**DATA ENTRIES**
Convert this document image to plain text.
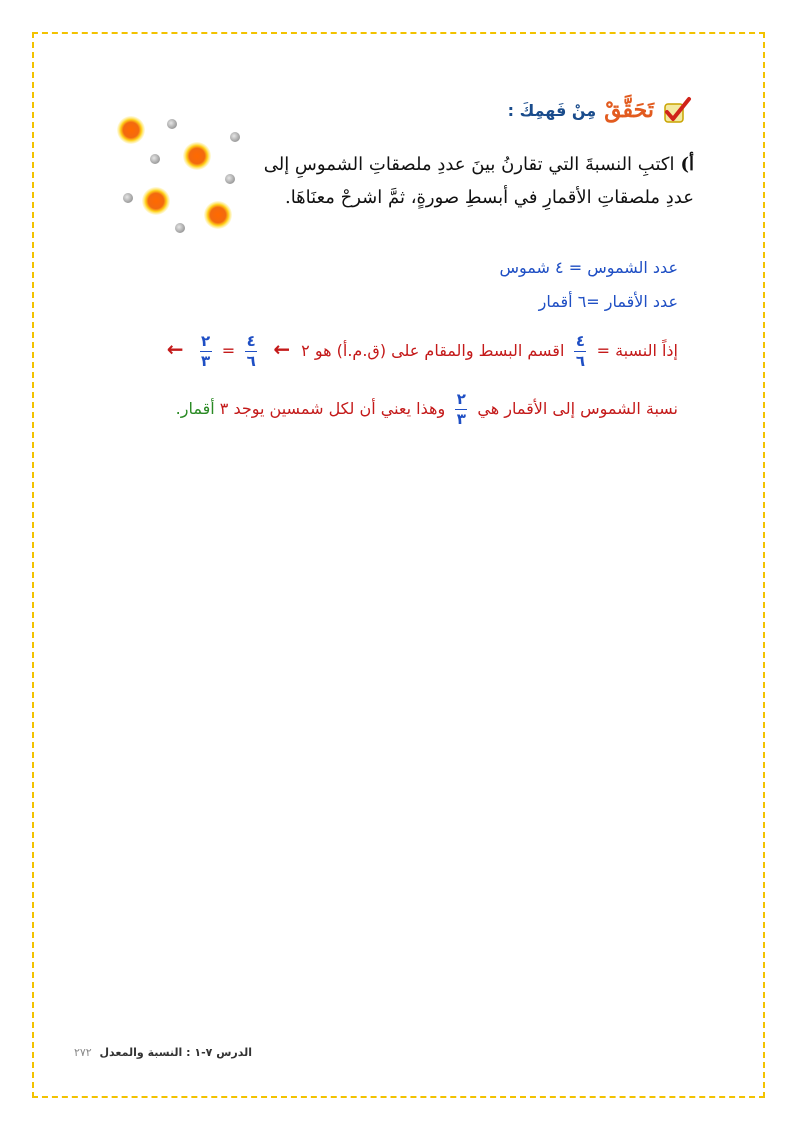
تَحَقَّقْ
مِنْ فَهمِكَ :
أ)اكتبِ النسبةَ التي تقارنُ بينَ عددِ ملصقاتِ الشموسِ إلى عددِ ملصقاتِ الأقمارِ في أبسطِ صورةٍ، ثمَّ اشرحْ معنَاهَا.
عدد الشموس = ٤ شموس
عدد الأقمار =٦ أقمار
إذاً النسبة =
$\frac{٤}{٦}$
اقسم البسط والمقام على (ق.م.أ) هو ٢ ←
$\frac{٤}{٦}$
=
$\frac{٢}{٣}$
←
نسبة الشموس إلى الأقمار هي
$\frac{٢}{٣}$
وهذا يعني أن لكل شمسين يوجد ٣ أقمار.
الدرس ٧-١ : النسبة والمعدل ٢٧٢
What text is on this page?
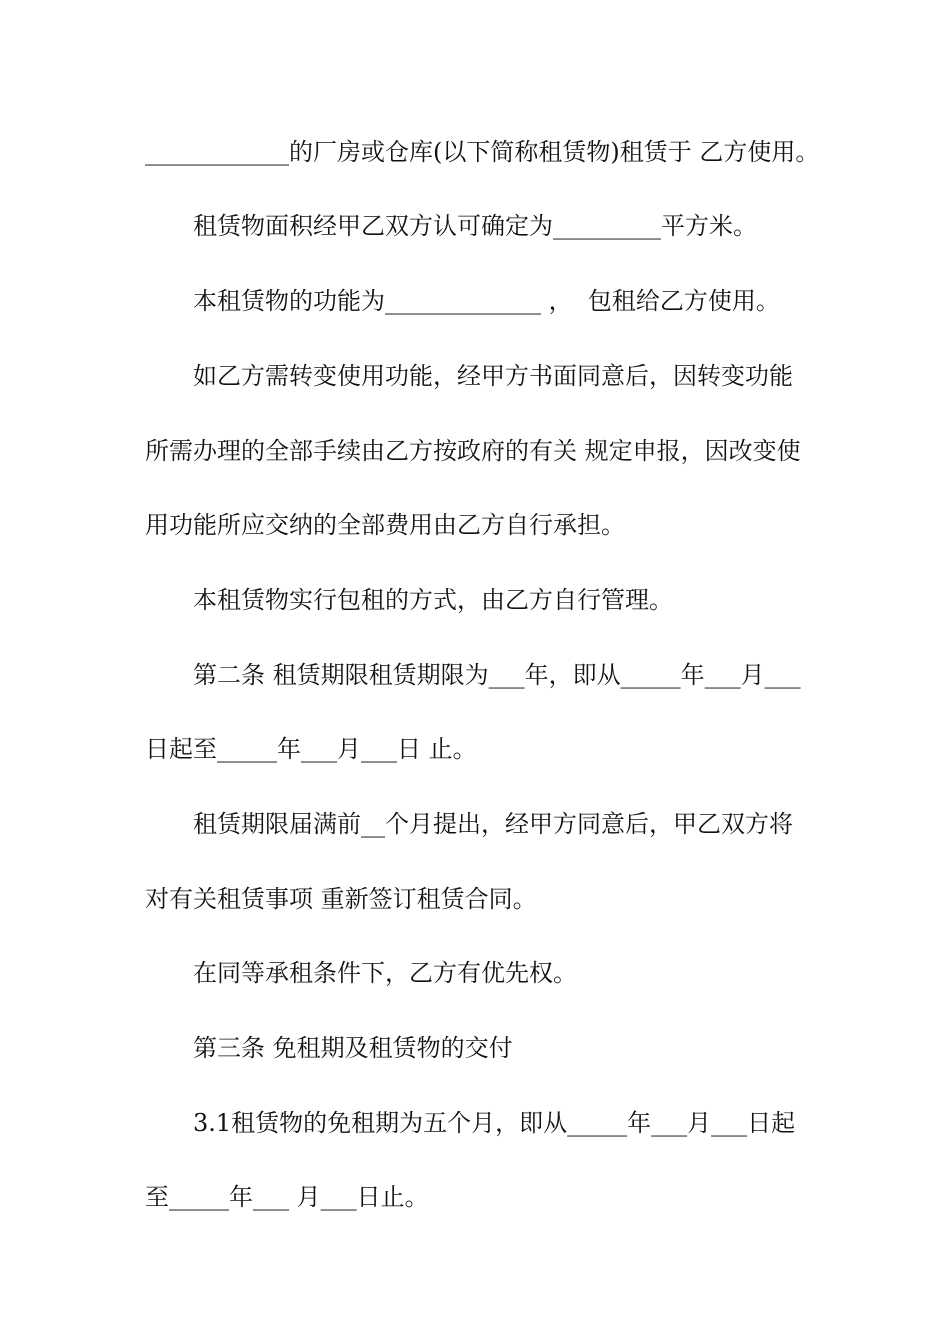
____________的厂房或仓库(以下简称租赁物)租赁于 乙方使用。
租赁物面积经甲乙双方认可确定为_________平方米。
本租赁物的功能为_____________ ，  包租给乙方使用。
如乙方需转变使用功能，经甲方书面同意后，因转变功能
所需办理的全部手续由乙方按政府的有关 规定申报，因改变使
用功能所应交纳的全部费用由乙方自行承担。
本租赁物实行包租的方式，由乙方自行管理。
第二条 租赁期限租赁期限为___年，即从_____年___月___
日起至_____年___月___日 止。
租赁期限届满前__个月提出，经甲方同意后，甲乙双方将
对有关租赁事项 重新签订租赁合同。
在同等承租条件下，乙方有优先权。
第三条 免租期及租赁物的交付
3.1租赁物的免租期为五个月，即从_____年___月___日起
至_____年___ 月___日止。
* * *
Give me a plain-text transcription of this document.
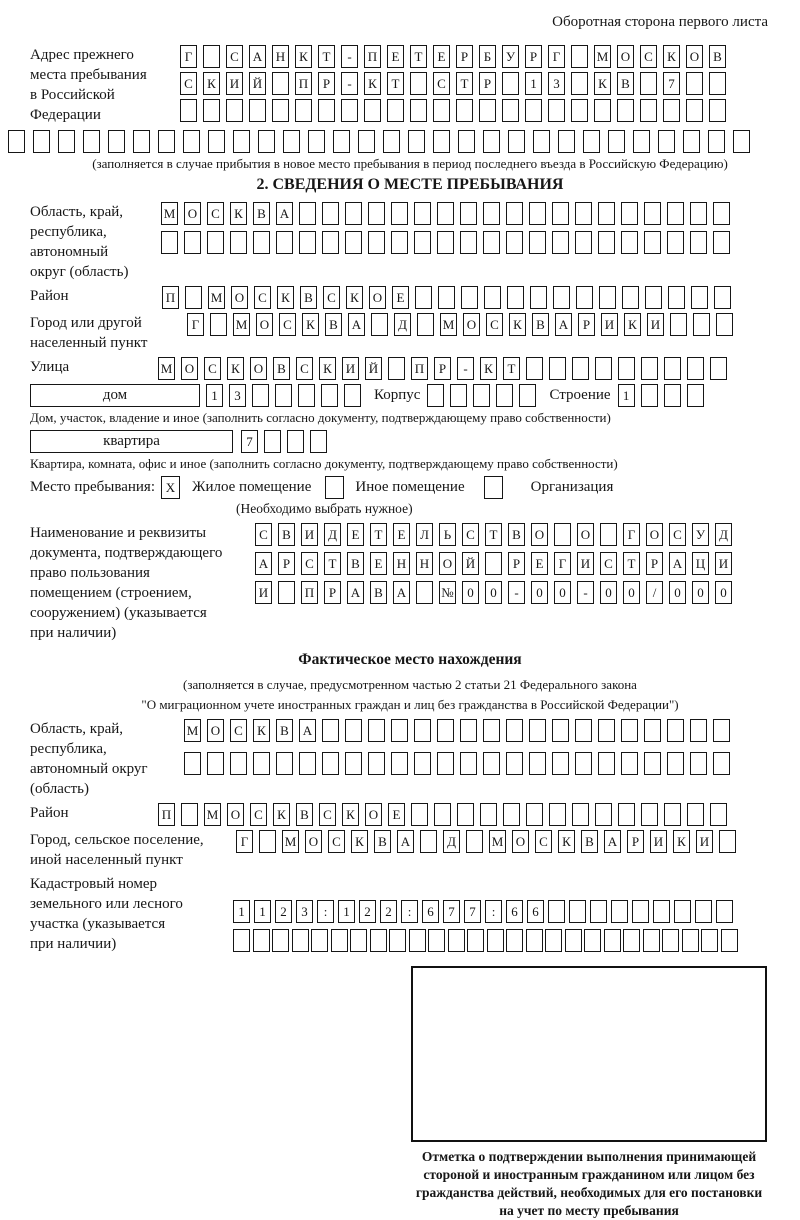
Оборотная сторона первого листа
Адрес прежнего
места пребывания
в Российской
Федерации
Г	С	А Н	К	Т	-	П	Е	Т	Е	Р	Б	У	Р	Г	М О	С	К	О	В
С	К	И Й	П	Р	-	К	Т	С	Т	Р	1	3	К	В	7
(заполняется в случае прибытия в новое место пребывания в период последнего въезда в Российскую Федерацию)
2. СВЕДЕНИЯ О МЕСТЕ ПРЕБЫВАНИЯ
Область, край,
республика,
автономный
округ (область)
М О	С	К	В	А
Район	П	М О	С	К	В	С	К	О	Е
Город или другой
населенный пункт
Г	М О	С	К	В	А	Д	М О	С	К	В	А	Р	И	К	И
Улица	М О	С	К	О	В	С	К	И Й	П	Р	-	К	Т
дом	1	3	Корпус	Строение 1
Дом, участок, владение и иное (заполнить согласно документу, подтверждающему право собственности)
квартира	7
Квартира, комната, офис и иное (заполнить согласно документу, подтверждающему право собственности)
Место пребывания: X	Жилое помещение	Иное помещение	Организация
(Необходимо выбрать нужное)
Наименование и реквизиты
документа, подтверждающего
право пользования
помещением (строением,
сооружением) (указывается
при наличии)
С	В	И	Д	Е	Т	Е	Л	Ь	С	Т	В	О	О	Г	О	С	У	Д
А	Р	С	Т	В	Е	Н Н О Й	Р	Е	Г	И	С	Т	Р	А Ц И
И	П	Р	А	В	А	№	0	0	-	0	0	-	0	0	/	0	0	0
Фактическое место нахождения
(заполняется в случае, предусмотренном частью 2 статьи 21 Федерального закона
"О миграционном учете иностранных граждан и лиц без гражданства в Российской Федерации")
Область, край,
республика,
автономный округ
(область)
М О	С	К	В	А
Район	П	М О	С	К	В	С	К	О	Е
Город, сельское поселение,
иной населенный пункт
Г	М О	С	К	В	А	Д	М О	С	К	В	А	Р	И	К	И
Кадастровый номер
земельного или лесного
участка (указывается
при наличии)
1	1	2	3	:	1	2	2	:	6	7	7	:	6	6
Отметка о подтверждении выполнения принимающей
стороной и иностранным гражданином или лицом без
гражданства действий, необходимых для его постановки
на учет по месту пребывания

**GIVEN REQUEST**
Show every line in the entries where the string "заполняется" occurs.

**WORKED ANSWER**
(заполняется в случае прибытия в новое место пребывания в период последнего въезда в Российскую Федерацию)
(заполняется в случае, предусмотренном частью 2 статьи 21 Федерального закона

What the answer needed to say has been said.